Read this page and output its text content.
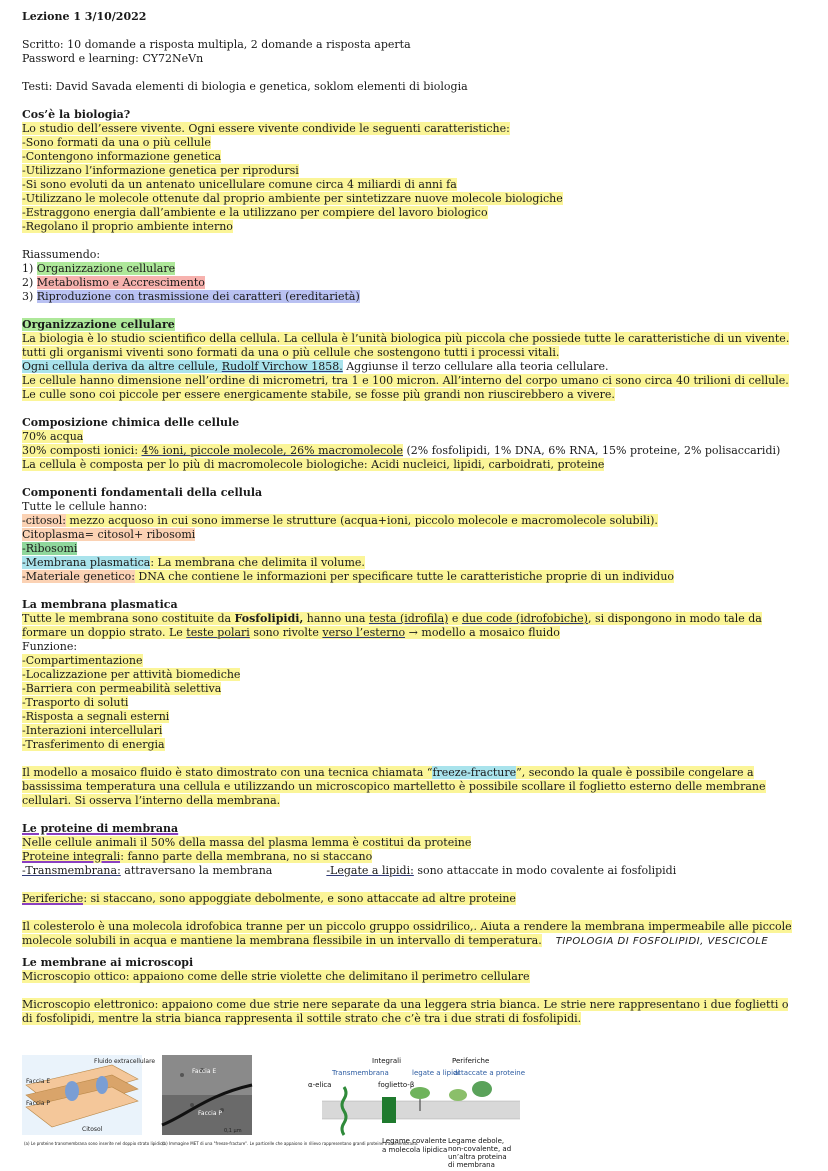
Lezione 1 3/10/2022
Scritto: 10 domande a risposta multipla, 2 domande a risposta aperta
Password e learning: CY72NeVn
Testi: David Savada elementi di biologia e genetica, soklom elementi di biologia
Cos’è la biologia?
Lo studio dell’essere vivente. Ogni essere vivente condivide le seguenti caratteristiche:
-Sono formati da una o più cellule
-Contengono informazione genetica
-Utilizzano l’informazione genetica per riprodursi
-Si sono evoluti da un antenato unicellulare comune circa 4 miliardi di anni fa
-Utilizzano le molecole ottenute dal proprio ambiente per sintetizzare nuove molecole biologiche
-Estraggono energia dall’ambiente e la utilizzano per compiere del lavoro biologico
-Regolano il proprio ambiente interno
Riassumendo:
1) Organizzazione cellulare
2) Metabolismo e Accrescimento
3) Riproduzione con trasmissione dei caratteri (ereditarietà)
Organizzazione cellulare
La biologia è lo studio scientifico della cellula. La cellula è l’unità biologica più piccola che possiede tutte le caratteristiche di un vivente.
tutti gli organismi viventi sono formati da una o più cellule che sostengono tutti i processi vitali.
Ogni cellula deriva da altre cellule, Rudolf Virchow 1858. Aggiunse il terzo cellulare alla teoria cellulare.
Le cellule hanno dimensione nell’ordine di micrometri, tra 1 e 100 micron. All’interno del corpo umano ci sono circa 40 trilioni di cellule.
Le culle sono coi piccole per essere energicamente stabile, se fosse più grandi non riuscirebbero a vivere.
Composizione chimica delle cellule
70% acqua
30% composti ionici: 4% ioni, piccole molecole, 26% macromolecole (2% fosfolipidi, 1% DNA, 6% RNA, 15% proteine, 2% polisaccaridi)
La cellula è composta per lo più di macromolecole biologiche: Acidi nucleici, lipidi, carboidrati, proteine
Componenti fondamentali della cellula
Tutte le cellule hanno:
-citosol: mezzo acquoso in cui sono immerse le strutture (acqua+ioni, piccolo molecole e macromolecole solubili).
Citoplasma= citosol+ ribosomi
-Ribosomi
-Membrana plasmatica: La membrana che delimita il volume.
-Materiale genetico: DNA che contiene le informazioni per specificare tutte le caratteristiche proprie di un individuo
La membrana plasmatica
Tutte le membrana sono costituite da Fosfolipidi, hanno una testa (idrofila) e due code (idrofobiche), si dispongono in modo tale da
formare un doppio strato. Le teste polari sono rivolte verso l’esterno → modello a mosaico fluido
Funzione:
-Compartimentazione
-Localizzazione per attività biomediche
-Barriera con permeabilità selettiva
-Trasporto di soluti
-Risposta a segnali esterni
-Interazioni intercellulari
-Trasferimento di energia
Il modello a mosaico fluido è stato dimostrato con una tecnica chiamata “freeze-fracture”, secondo la quale è possibile congelare a
bassissima temperatura una cellula e utilizzando un microscopico martelletto è possibile scollare il foglietto esterno delle membrane
cellulari. Si osserva l’interno della membrana.
Le proteine di membrana
Nelle cellule animali il 50% della massa del plasma lemma è costitui da proteine
Proteine integrali: fanno parte della membrana, no si staccano
-Transmembrana: attraversano la membrana	-Legate a lipidi: sono attaccate in modo covalente ai fosfolipidi
Periferiche: si staccano, sono appoggiate debolmente, e sono attaccate ad altre proteine
Il colesterolo è una molecola idrofobica tranne per un piccolo gruppo ossidrilico,. Aiuta a rendere la membrana impermeabile alle piccole
molecole solubili in acqua e mantiene la membrana flessibile in un intervallo di temperatura. TIPOLOGIA DI FOSFOLIPIDI, VESCICOLE
Le membrane ai microscopi
Microscopio ottico: appaiono come delle strie violette che delimitano il perimetro cellulare
Microscopio elettronico: appaiono come due strie nere separate da una leggera stria bianca. Le strie nere rappresentano i due foglietti o
di fosfolipidi, mentre la stria bianca rappresenta il sottile strato che c’è tra i due strati di fosfolipidi.
Fluido extracellulare
Faccia E
Faccia P
Citosol
(a) Le proteine transmembrana sono inserite nel doppio strato lipidico.
Faccia E
Faccia P
0,1 μm
(b) Immagine MET di una "freeze-fracture". Le particelle che appaiono in rilievo rappresentano grandi proteine transmembrana.
Integrali	Periferiche
Transmembrana	legate a lipidi
attaccate a proteine
α-elica	foglietto-β
Legame covalente
a molecola lipidica
Legame debole,
non-covalente, ad
un’altra proteina
di membrana
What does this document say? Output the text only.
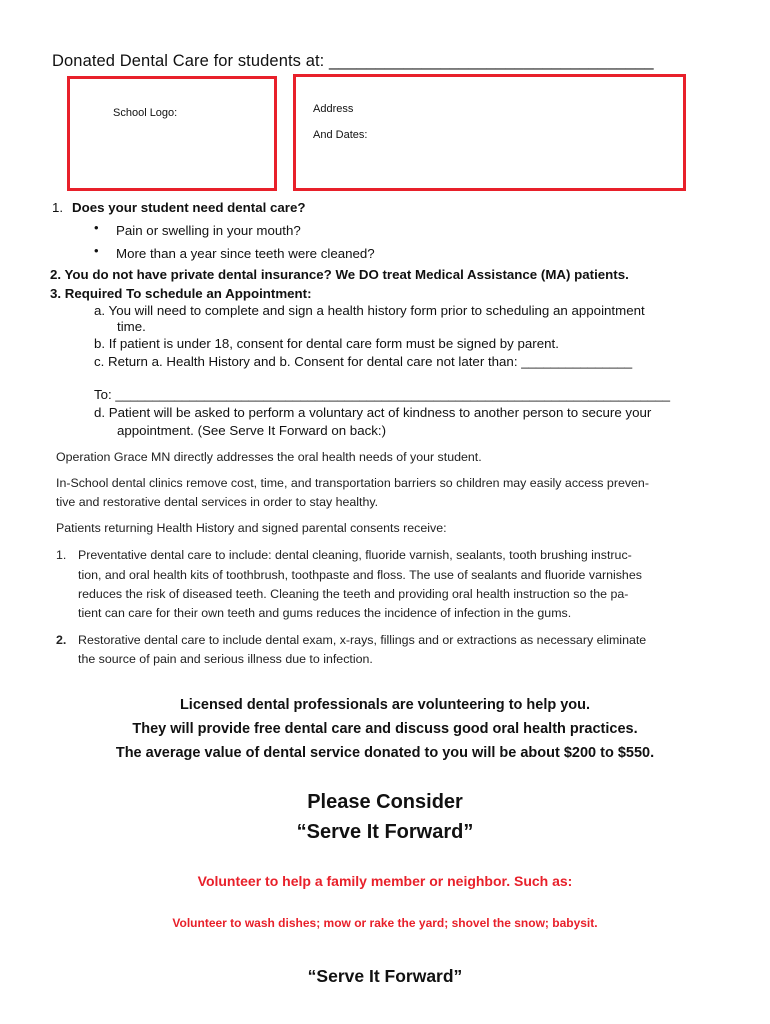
Donated Dental Care for students at: ___________________________________
School Logo:	Address
And Dates:
1. Does your student need dental care?
• Pain or swelling in your mouth?
• More than a year since teeth were cleaned?
2. You do not have private dental insurance? We DO treat Medical Assistance (MA) patients.
3. Required To schedule an Appointment:
a. You will need to complete and sign a health history form prior to scheduling an appointment
time.
b. If patient is under 18, consent for dental care form must be signed by parent.
c. Return a. Health History and b. Consent for dental care not later than: _______________
To: ___________________________________________________________________________
d. Patient will be asked to perform a voluntary act of kindness to another person to secure your
appointment. (See Serve It Forward on back:)
Operation Grace MN directly addresses the oral health needs of your student.
In-School dental clinics remove cost, time, and transportation barriers so children may easily access preven-
tive and restorative dental services in order to stay healthy.
Patients returning Health History and signed parental consents receive:
1. Preventative dental care to include: dental cleaning, fluoride varnish, sealants, tooth brushing instruc-
tion, and oral health kits of toothbrush, toothpaste and floss. The use of sealants and fluoride varnishes
reduces the risk of diseased teeth. Cleaning the teeth and providing oral health instruction so the pa-
tient can care for their own teeth and gums reduces the incidence of infection in the gums.
2. Restorative dental care to include dental exam, x-rays, fillings and or extractions as necessary eliminate
the source of pain and serious illness due to infection.
Licensed dental professionals are volunteering to help you.
They will provide free dental care and discuss good oral health practices.
The average value of dental service donated to you will be about $200 to $550.
Please Consider
“Serve It Forward”
Volunteer to help a family member or neighbor. Such as:
Volunteer to wash dishes; mow or rake the yard; shovel the snow; babysit.
“Serve It Forward”
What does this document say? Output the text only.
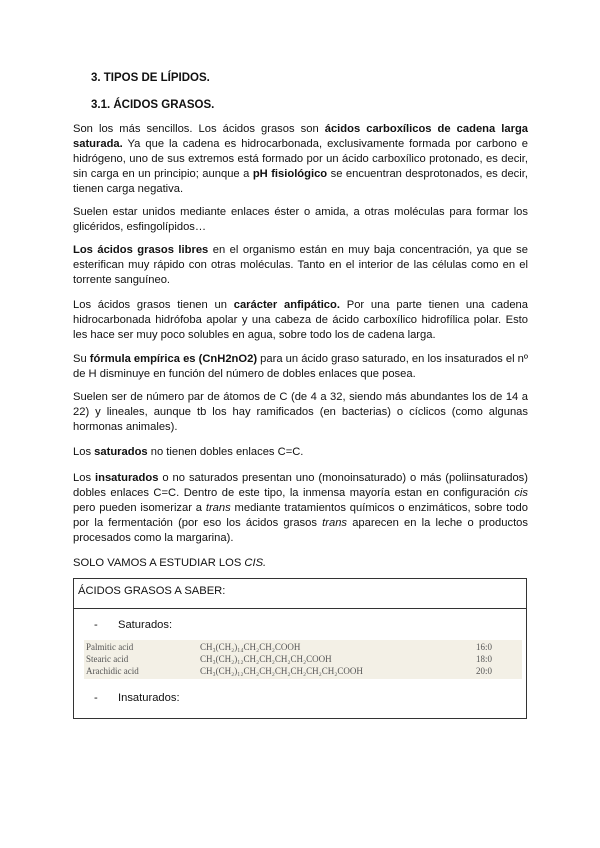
3. TIPOS DE LÍPIDOS.
3.1. ÁCIDOS GRASOS.

Son los más sencillos. Los ácidos grasos son ácidos carboxílicos de cadena larga saturada. Ya que la cadena es hidrocarbonada, exclusivamente formada por carbono e hidrógeno, uno de sus extremos está formado por un ácido carboxílico protonado, es decir, sin carga en un principio; aunque a pH fisiológico se encuentran desprotonados, es decir, tienen carga negativa.

Suelen estar unidos mediante enlaces éster o amida, a otras moléculas para formar los glicéridos, esfingolípidos…

Los ácidos grasos libres en el organismo están en muy baja concentración, ya que se esterifican muy rápido con otras moléculas. Tanto en el interior de las células como en el torrente sanguíneo.

Los ácidos grasos tienen un carácter anfipático. Por una parte tienen una cadena hidrocarbonada hidrófoba apolar y una cabeza de ácido carboxílico hidrofílica polar. Esto les hace ser muy poco solubles en agua, sobre todo los de cadena larga.

Su fórmula empírica es (CnH2nO2) para un ácido graso saturado, en los insaturados el nº de H disminuye en función del número de dobles enlaces que posea.

Suelen ser de número par de átomos de C (de 4 a 32, siendo más abundantes los de 14 a 22) y lineales, aunque tb los hay ramificados (en bacterias) o cíclicos (como algunas hormonas animales).

Los saturados no tienen dobles enlaces C=C.

Los insaturados o no saturados presentan uno (monoinsaturado) o más (poliinsaturados) dobles enlaces C=C. Dentro de este tipo, la inmensa mayoría estan en configuración cis pero pueden isomerizar a trans mediante tratamientos químicos o enzimáticos, sobre todo por la fermentación (por eso los ácidos grasos trans aparecen en la leche o productos procesados como la margarina).

SOLO VAMOS A ESTUDIAR LOS CIS.

ÁCIDOS GRASOS A SABER:
- Saturados:
Palmitic acid	CH₃(CH₂)₁₄CH₂CH₂COOH	16:0
Stearic acid	CH₃(CH₂)₁₂CH₂CH₂CH₂CH₂COOH	18:0
Arachidic acid	CH₃(CH₂)₁₂CH₂CH₂CH₂CH₂CH₂CH₂COOH	20:0
- Insaturados:
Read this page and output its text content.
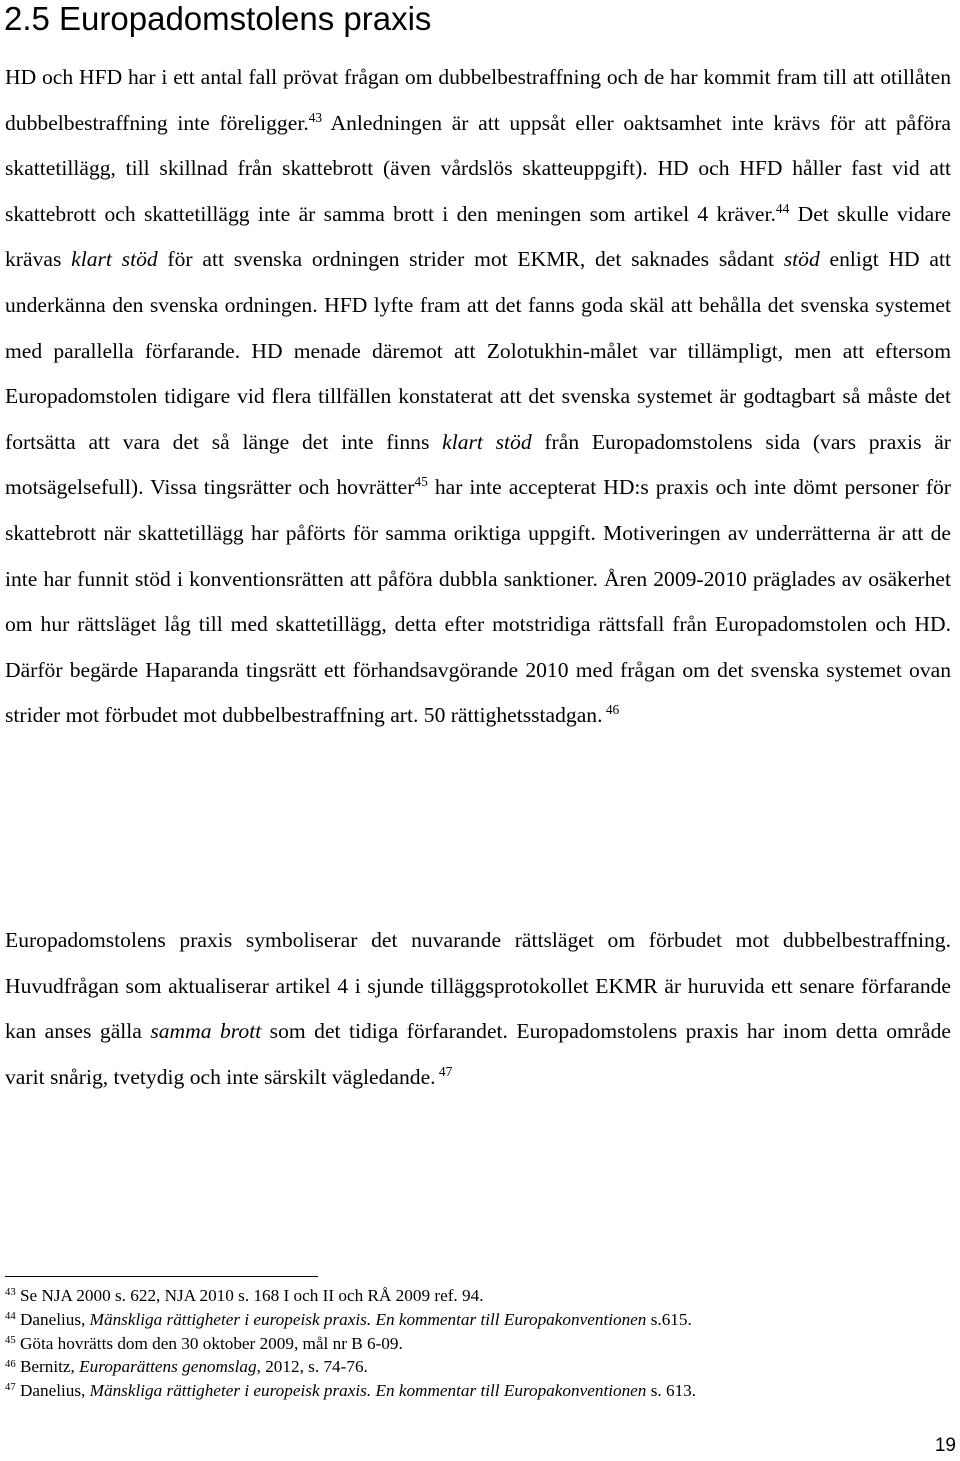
2.5 Europadomstolens praxis

HD och HFD har i ett antal fall prövat frågan om dubbelbestraffning och de har kommit fram till att otillåten dubbelbestraffning inte föreligger.$^{43}$ Anledningen är att uppsåt eller oaktsamhet inte krävs för att påföra skattetillägg, till skillnad från skattebrott (även vårdslös skatteuppgift). HD och HFD håller fast vid att skattebrott och skattetillägg inte är samma brott i den meningen som artikel 4 kräver.$^{44}$ Det skulle vidare krävas klart stöd för att svenska ordningen strider mot EKMR, det saknades sådant stöd enligt HD att underkänna den svenska ordningen. HFD lyfte fram att det fanns goda skäl att behålla det svenska systemet med parallella förfarande. HD menade däremot att Zolotukhin-målet var tillämpligt, men att eftersom Europadomstolen tidigare vid flera tillfällen konstaterat att det svenska systemet är godtagbart så måste det fortsätta att vara det så länge det inte finns klart stöd från Europadomstolens sida (vars praxis är motsägelsefull). Vissa tingsrätter och hovrätter$^{45}$ har inte accepterat HD:s praxis och inte dömt personer för skattebrott när skattetillägg har påförts för samma oriktiga uppgift. Motiveringen av underrätterna är att de inte har funnit stöd i konventionsrätten att påföra dubbla sanktioner. Åren 2009-2010 präglades av osäkerhet om hur rättsläget låg till med skattetillägg, detta efter motstridiga rättsfall från Europadomstolen och HD. Därför begärde Haparanda tingsrätt ett förhandsavgörande 2010 med frågan om det svenska systemet ovan strider mot förbudet mot dubbelbestraffning art. 50 rättighetsstadgan. $^{46}$

Europadomstolens praxis symboliserar det nuvarande rättsläget om förbudet mot dubbelbestraffning. Huvudfrågan som aktualiserar artikel 4 i sjunde tilläggsprotokollet EKMR är huruvida ett senare förfarande kan anses gälla samma brott som det tidiga förfarandet. Europadomstolens praxis har inom detta område varit snårig, tvetydig och inte särskilt vägledande. $^{47}$

$^{43}$ Se NJA 2000 s. 622, NJA 2010 s. 168 I och II och RÅ 2009 ref. 94.
$^{44}$ Danelius, Mänskliga rättigheter i europeisk praxis. En kommentar till Europakonventionen s.615.
$^{45}$ Göta hovrätts dom den 30 oktober 2009, mål nr B 6-09.
$^{46}$ Bernitz, Europarättens genomslag, 2012, s. 74-76.
$^{47}$ Danelius, Mänskliga rättigheter i europeisk praxis. En kommentar till Europakonventionen s. 613.
19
- - -
**WHAT NEEDS TO BE DONE**
Scan the material for lines that hold the word "dobles", then say how many there are and nothing else.

**SOLUTION TO THIS PROBLEM**
3